(Dataset records on visual material)
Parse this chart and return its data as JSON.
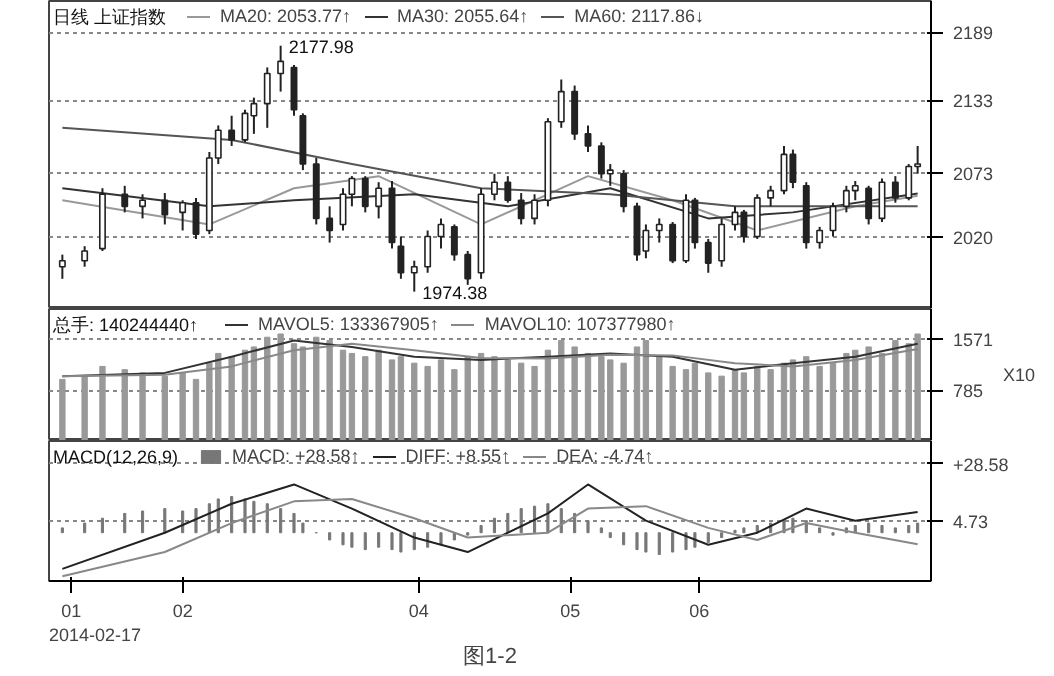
{
  "chart_data": [
    {
      "type": "candlestick",
      "title": "日线 上证指数",
      "x": [
        "2014-01-11",
        "2014-01-16",
        "2014-01-20",
        "2014-01-25",
        "2014-01-29",
        "2014-02-03",
        "2014-02-07",
        "2014-02-10",
        "2014-02-13",
        "2014-02-15",
        "2014-02-18",
        "2014-02-21",
        "2014-02-23",
        "2014-02-26",
        "2014-03-01",
        "2014-03-04",
        "2014-03-06",
        "2014-03-09",
        "2014-03-12",
        "2014-03-15",
        "2014-03-17",
        "2014-03-20",
        "2014-03-23",
        "2014-03-26",
        "2014-03-28",
        "2014-03-31",
        "2014-04-03",
        "2014-04-06",
        "2014-04-09",
        "2014-04-12",
        "2014-04-15",
        "2014-04-18",
        "2014-04-21",
        "2014-04-24",
        "2014-04-27",
        "2014-04-30",
        "2014-05-03",
        "2014-05-06",
        "2014-05-09",
        "2014-05-12",
        "2014-05-14",
        "2014-05-17",
        "2014-05-20",
        "2014-05-22",
        "2014-05-25",
        "2014-05-28",
        "2014-05-31",
        "2014-06-02",
        "2014-06-05",
        "2014-06-08",
        "2014-06-11",
        "2014-06-13",
        "2014-06-16",
        "2014-06-19",
        "2014-06-22",
        "2014-06-24",
        "2014-06-27",
        "2014-06-30",
        "2014-07-03",
        "2014-07-06",
        "2014-07-08",
        "2014-07-11",
        "2014-07-14",
        "2014-07-17",
        "2014-07-20",
        "2014-07-22"
      ],
      "ohlc": [
        [
          1995,
          2005,
          1985,
          2000
        ],
        [
          2000,
          2012,
          1995,
          2008
        ],
        [
          2010,
          2060,
          2008,
          2055
        ],
        [
          2055,
          2062,
          2040,
          2045
        ],
        [
          2045,
          2055,
          2035,
          2050
        ],
        [
          2050,
          2056,
          2030,
          2038
        ],
        [
          2040,
          2050,
          2025,
          2048
        ],
        [
          2048,
          2052,
          2018,
          2022
        ],
        [
          2025,
          2090,
          2022,
          2085
        ],
        [
          2085,
          2112,
          2080,
          2108
        ],
        [
          2108,
          2120,
          2095,
          2100
        ],
        [
          2100,
          2125,
          2098,
          2122
        ],
        [
          2120,
          2135,
          2105,
          2130
        ],
        [
          2130,
          2160,
          2110,
          2155
        ],
        [
          2155,
          2177.98,
          2140,
          2165
        ],
        [
          2160,
          2162,
          2120,
          2125
        ],
        [
          2120,
          2122,
          2075,
          2080
        ],
        [
          2080,
          2085,
          2030,
          2035
        ],
        [
          2035,
          2045,
          2015,
          2025
        ],
        [
          2030,
          2060,
          2025,
          2055
        ],
        [
          2055,
          2070,
          2045,
          2068
        ],
        [
          2068,
          2070,
          2040,
          2045
        ],
        [
          2045,
          2065,
          2035,
          2060
        ],
        [
          2060,
          2066,
          2010,
          2015
        ],
        [
          2012,
          2020,
          1985,
          1990
        ],
        [
          1990,
          2000,
          1974.38,
          1995
        ],
        [
          1995,
          2025,
          1990,
          2020
        ],
        [
          2020,
          2035,
          2010,
          2030
        ],
        [
          2028,
          2030,
          2000,
          2005
        ],
        [
          2005,
          2008,
          1980,
          1985
        ],
        [
          1990,
          2060,
          1985,
          2055
        ],
        [
          2055,
          2072,
          2050,
          2065
        ],
        [
          2065,
          2070,
          2048,
          2050
        ],
        [
          2050,
          2056,
          2030,
          2035
        ],
        [
          2035,
          2055,
          2030,
          2050
        ],
        [
          2050,
          2118,
          2045,
          2115
        ],
        [
          2115,
          2150,
          2110,
          2140
        ],
        [
          2140,
          2145,
          2100,
          2105
        ],
        [
          2105,
          2112,
          2090,
          2095
        ],
        [
          2095,
          2098,
          2068,
          2072
        ],
        [
          2072,
          2080,
          2062,
          2075
        ],
        [
          2072,
          2075,
          2040,
          2045
        ],
        [
          2045,
          2048,
          2000,
          2005
        ],
        [
          2008,
          2030,
          2002,
          2025
        ],
        [
          2025,
          2035,
          2015,
          2030
        ],
        [
          2030,
          2032,
          1998,
          2000
        ],
        [
          2000,
          2055,
          1998,
          2050
        ],
        [
          2050,
          2052,
          2010,
          2015
        ],
        [
          2015,
          2018,
          1990,
          1998
        ],
        [
          2000,
          2035,
          1995,
          2030
        ],
        [
          2030,
          2045,
          2025,
          2040
        ],
        [
          2040,
          2042,
          2015,
          2020
        ],
        [
          2020,
          2055,
          2018,
          2052
        ],
        [
          2052,
          2062,
          2045,
          2058
        ],
        [
          2058,
          2095,
          2055,
          2088
        ],
        [
          2088,
          2092,
          2060,
          2065
        ],
        [
          2062,
          2065,
          2010,
          2015
        ],
        [
          2015,
          2028,
          2010,
          2025
        ],
        [
          2025,
          2048,
          2020,
          2045
        ],
        [
          2045,
          2062,
          2040,
          2058
        ],
        [
          2058,
          2066,
          2050,
          2062
        ],
        [
          2060,
          2062,
          2030,
          2035
        ],
        [
          2035,
          2068,
          2032,
          2065
        ],
        [
          2065,
          2070,
          2048,
          2052
        ],
        [
          2052,
          2080,
          2050,
          2078
        ],
        [
          2078,
          2095,
          2072,
          2080
        ]
      ],
      "colors": [
        "#ffffff",
        "#ffffff",
        "#ffffff",
        "#222222",
        "#ffffff",
        "#222222",
        "#ffffff",
        "#222222",
        "#ffffff",
        "#ffffff",
        "#222222",
        "#ffffff",
        "#ffffff",
        "#ffffff",
        "#ffffff",
        "#222222",
        "#222222",
        "#222222",
        "#222222",
        "#ffffff",
        "#ffffff",
        "#222222",
        "#ffffff",
        "#222222",
        "#222222",
        "#ffffff",
        "#ffffff",
        "#ffffff",
        "#222222",
        "#222222",
        "#ffffff",
        "#ffffff",
        "#222222",
        "#222222",
        "#ffffff",
        "#ffffff",
        "#ffffff",
        "#222222",
        "#222222",
        "#222222",
        "#ffffff",
        "#222222",
        "#222222",
        "#ffffff",
        "#ffffff",
        "#222222",
        "#ffffff",
        "#222222",
        "#222222",
        "#ffffff",
        "#ffffff",
        "#222222",
        "#ffffff",
        "#ffffff",
        "#ffffff",
        "#222222",
        "#222222",
        "#ffffff",
        "#ffffff",
        "#ffffff",
        "#ffffff",
        "#222222",
        "#ffffff",
        "#222222",
        "#ffffff",
        "#ffffff"
      ],
      "series": [
        {
          "type": "line",
          "name": "MA20: 2053.77↑",
          "color": "#999999",
          "x": [
            "2014-01-11",
            "2014-02-13",
            "2014-03-04",
            "2014-03-23",
            "2014-04-15",
            "2014-05-09",
            "2014-05-28",
            "2014-06-16",
            "2014-07-08",
            "2014-07-22"
          ],
          "values": [
            2050,
            2030,
            2060,
            2070,
            2030,
            2070,
            2050,
            2025,
            2045,
            2053.77
          ]
        },
        {
          "type": "line",
          "name": "MA30: 2055.64↑",
          "color": "#333333",
          "x": [
            "2014-01-11",
            "2014-02-13",
            "2014-03-04",
            "2014-03-31",
            "2014-04-21",
            "2014-05-14",
            "2014-06-05",
            "2014-06-24",
            "2014-07-22"
          ],
          "values": [
            2060,
            2045,
            2050,
            2055,
            2045,
            2060,
            2035,
            2040,
            2055.64
          ]
        },
        {
          "type": "line",
          "name": "MA60: 2117.86↓",
          "color": "#555555",
          "x": [
            "2014-01-11",
            "2014-02-18",
            "2014-03-17",
            "2014-04-15",
            "2014-05-14",
            "2014-06-11",
            "2014-07-08",
            "2014-07-22"
          ],
          "values": [
            2110,
            2100,
            2080,
            2060,
            2055,
            2045,
            2045,
            2045
          ]
        }
      ],
      "annotations": [
        {
          "text": "2177.98",
          "x": "2014-03-01",
          "y": 2177.98
        },
        {
          "text": "1974.38",
          "x": "2014-03-31",
          "y": 1974.38
        }
      ],
      "xlim": [
        "2014-01-08",
        "2014-07-25"
      ],
      "ylim": [
        1960,
        2215
      ],
      "yticks": [
        2020,
        2073,
        2133,
        2189
      ],
      "grid": "y",
      "legend": "top left",
      "tick_labels": "y"
    },
    {
      "type": "bar",
      "title": "总手: 140244440↑",
      "x": [
        "2014-01-11",
        "2014-01-16",
        "2014-01-20",
        "2014-01-25",
        "2014-01-29",
        "2014-02-03",
        "2014-02-07",
        "2014-02-10",
        "2014-02-13",
        "2014-02-15",
        "2014-02-18",
        "2014-02-21",
        "2014-02-23",
        "2014-02-26",
        "2014-03-01",
        "2014-03-04",
        "2014-03-06",
        "2014-03-09",
        "2014-03-12",
        "2014-03-15",
        "2014-03-17",
        "2014-03-20",
        "2014-03-23",
        "2014-03-26",
        "2014-03-28",
        "2014-03-31",
        "2014-04-03",
        "2014-04-06",
        "2014-04-09",
        "2014-04-12",
        "2014-04-15",
        "2014-04-18",
        "2014-04-21",
        "2014-04-24",
        "2014-04-27",
        "2014-04-30",
        "2014-05-03",
        "2014-05-06",
        "2014-05-09",
        "2014-05-12",
        "2014-05-14",
        "2014-05-17",
        "2014-05-20",
        "2014-05-22",
        "2014-05-25",
        "2014-05-28",
        "2014-05-31",
        "2014-06-02",
        "2014-06-05",
        "2014-06-08",
        "2014-06-11",
        "2014-06-13",
        "2014-06-16",
        "2014-06-19",
        "2014-06-22",
        "2014-06-24",
        "2014-06-27",
        "2014-06-30",
        "2014-07-03",
        "2014-07-06",
        "2014-07-08",
        "2014-07-11",
        "2014-07-14",
        "2014-07-17",
        "2014-07-20",
        "2014-07-22"
      ],
      "series": [
        {
          "type": "bar",
          "color": "#999999",
          "values": [
            950,
            1000,
            1150,
            1100,
            1050,
            1000,
            1050,
            950,
            1200,
            1350,
            1300,
            1400,
            1450,
            1600,
            1650,
            1500,
            1450,
            1600,
            1550,
            1400,
            1350,
            1300,
            1400,
            1250,
            1300,
            1200,
            1150,
            1250,
            1100,
            1300,
            1350,
            1300,
            1250,
            1200,
            1150,
            1400,
            1550,
            1450,
            1350,
            1300,
            1250,
            1200,
            1450,
            1550,
            1300,
            1150,
            1100,
            1200,
            1050,
            1000,
            1100,
            1050,
            1150,
            1100,
            1200,
            1250,
            1300,
            1150,
            1200,
            1350,
            1400,
            1450,
            1350,
            1550,
            1500,
            1650
          ]
        },
        {
          "type": "line",
          "name": "MAVOL5: 133367905↑",
          "color": "#333333",
          "x": [
            "2014-01-11",
            "2014-02-03",
            "2014-02-18",
            "2014-03-04",
            "2014-03-17",
            "2014-03-31",
            "2014-04-15",
            "2014-04-30",
            "2014-05-14",
            "2014-05-28",
            "2014-06-11",
            "2014-06-24",
            "2014-07-08",
            "2014-07-22"
          ],
          "values": [
            1000,
            1050,
            1300,
            1550,
            1450,
            1300,
            1250,
            1300,
            1350,
            1300,
            1100,
            1200,
            1300,
            1500
          ]
        },
        {
          "type": "line",
          "name": "MAVOL10: 107377980↑",
          "color": "#888888",
          "x": [
            "2014-01-11",
            "2014-02-03",
            "2014-02-18",
            "2014-03-04",
            "2014-03-17",
            "2014-03-31",
            "2014-04-15",
            "2014-04-30",
            "2014-05-14",
            "2014-05-28",
            "2014-06-11",
            "2014-06-24",
            "2014-07-08",
            "2014-07-22"
          ],
          "values": [
            1000,
            1020,
            1150,
            1400,
            1500,
            1400,
            1280,
            1270,
            1330,
            1320,
            1200,
            1150,
            1250,
            1420
          ]
        }
      ],
      "xlim": [
        "2014-01-08",
        "2014-07-25"
      ],
      "ylim": [
        0,
        2035
      ],
      "ylabel": "X10",
      "yticks": [
        785,
        1571
      ],
      "grid": "y",
      "legend": "top left",
      "tick_labels": "y"
    },
    {
      "type": "bar",
      "title": "MACD(12,26,9)",
      "x": [
        "2014-01-11",
        "2014-01-16",
        "2014-01-20",
        "2014-01-25",
        "2014-01-29",
        "2014-02-03",
        "2014-02-07",
        "2014-02-10",
        "2014-02-13",
        "2014-02-15",
        "2014-02-18",
        "2014-02-21",
        "2014-02-23",
        "2014-02-26",
        "2014-03-01",
        "2014-03-04",
        "2014-03-06",
        "2014-03-09",
        "2014-03-12",
        "2014-03-15",
        "2014-03-17",
        "2014-03-20",
        "2014-03-23",
        "2014-03-26",
        "2014-03-28",
        "2014-03-31",
        "2014-04-03",
        "2014-04-06",
        "2014-04-09",
        "2014-04-12",
        "2014-04-15",
        "2014-04-18",
        "2014-04-21",
        "2014-04-24",
        "2014-04-27",
        "2014-04-30",
        "2014-05-03",
        "2014-05-06",
        "2014-05-09",
        "2014-05-12",
        "2014-05-14",
        "2014-05-17",
        "2014-05-20",
        "2014-05-22",
        "2014-05-25",
        "2014-05-28",
        "2014-05-31",
        "2014-06-02",
        "2014-06-05",
        "2014-06-08",
        "2014-06-11",
        "2014-06-13",
        "2014-06-16",
        "2014-06-19",
        "2014-06-22",
        "2014-06-24",
        "2014-06-27",
        "2014-06-30",
        "2014-07-03",
        "2014-07-06",
        "2014-07-08",
        "2014-07-11",
        "2014-07-14",
        "2014-07-17",
        "2014-07-20",
        "2014-07-22"
      ],
      "series": [
        {
          "type": "bar",
          "name": "MACD: +28.58↑",
          "color": "#777777",
          "values": [
            2,
            4,
            6,
            8,
            9,
            10,
            9,
            10,
            12,
            14,
            15,
            14,
            13,
            12,
            10,
            8,
            4,
            0,
            -3,
            -5,
            -6,
            -7,
            -6,
            -7,
            -8,
            -7,
            -6,
            -5,
            -3,
            -1,
            3,
            6,
            8,
            10,
            11,
            12,
            10,
            8,
            5,
            2,
            -2,
            -5,
            -7,
            -8,
            -9,
            -8,
            -7,
            -6,
            -4,
            -2,
            1,
            2,
            3,
            4,
            5,
            6,
            5,
            2,
            -1,
            2,
            3,
            4,
            3,
            2,
            3,
            4
          ]
        },
        {
          "type": "line",
          "name": "DIFF: +8.55↑",
          "color": "#222222",
          "x": [
            "2014-01-11",
            "2014-02-03",
            "2014-02-18",
            "2014-03-04",
            "2014-03-17",
            "2014-03-31",
            "2014-04-12",
            "2014-04-30",
            "2014-05-09",
            "2014-05-22",
            "2014-06-05",
            "2014-06-16",
            "2014-06-27",
            "2014-07-08",
            "2014-07-22"
          ],
          "values": [
            -15,
            0,
            12,
            20,
            10,
            -2,
            -8,
            8,
            20,
            5,
            -5,
            0,
            10,
            5,
            8.55
          ]
        },
        {
          "type": "line",
          "name": "DEA: -4.74↑",
          "color": "#888888",
          "x": [
            "2014-01-11",
            "2014-02-03",
            "2014-02-18",
            "2014-03-04",
            "2014-03-17",
            "2014-03-31",
            "2014-04-12",
            "2014-04-30",
            "2014-05-09",
            "2014-05-22",
            "2014-06-05",
            "2014-06-16",
            "2014-06-27",
            "2014-07-08",
            "2014-07-22"
          ],
          "values": [
            -18,
            -8,
            4,
            13,
            14,
            6,
            -2,
            0,
            10,
            11,
            2,
            -3,
            4,
            0,
            -4.74
          ]
        }
      ],
      "annotations": [
        "2014-02-17",
        "图1-2"
      ],
      "xlim": [
        "2014-01-08",
        "2014-07-25"
      ],
      "ylim": [
        -20,
        38
      ],
      "yticks": [
        {
          "value": 28.58,
          "label": "+28.58"
        },
        4.73
      ],
      "xticks": [
        {
          "value": "2014-01-13",
          "label": "01"
        },
        {
          "value": "2014-02-07",
          "label": "02"
        },
        {
          "value": "2014-04-01",
          "label": "04"
        },
        {
          "value": "2014-05-05",
          "label": "05"
        },
        {
          "value": "2014-06-03",
          "label": "06"
        }
      ],
      "grid": "y",
      "legend": "top left"
    }
  ]
}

**GOAL**
Determine how many lines of the data contain "title" and give nothing but that number.

**EXPECTED ANSWER**
3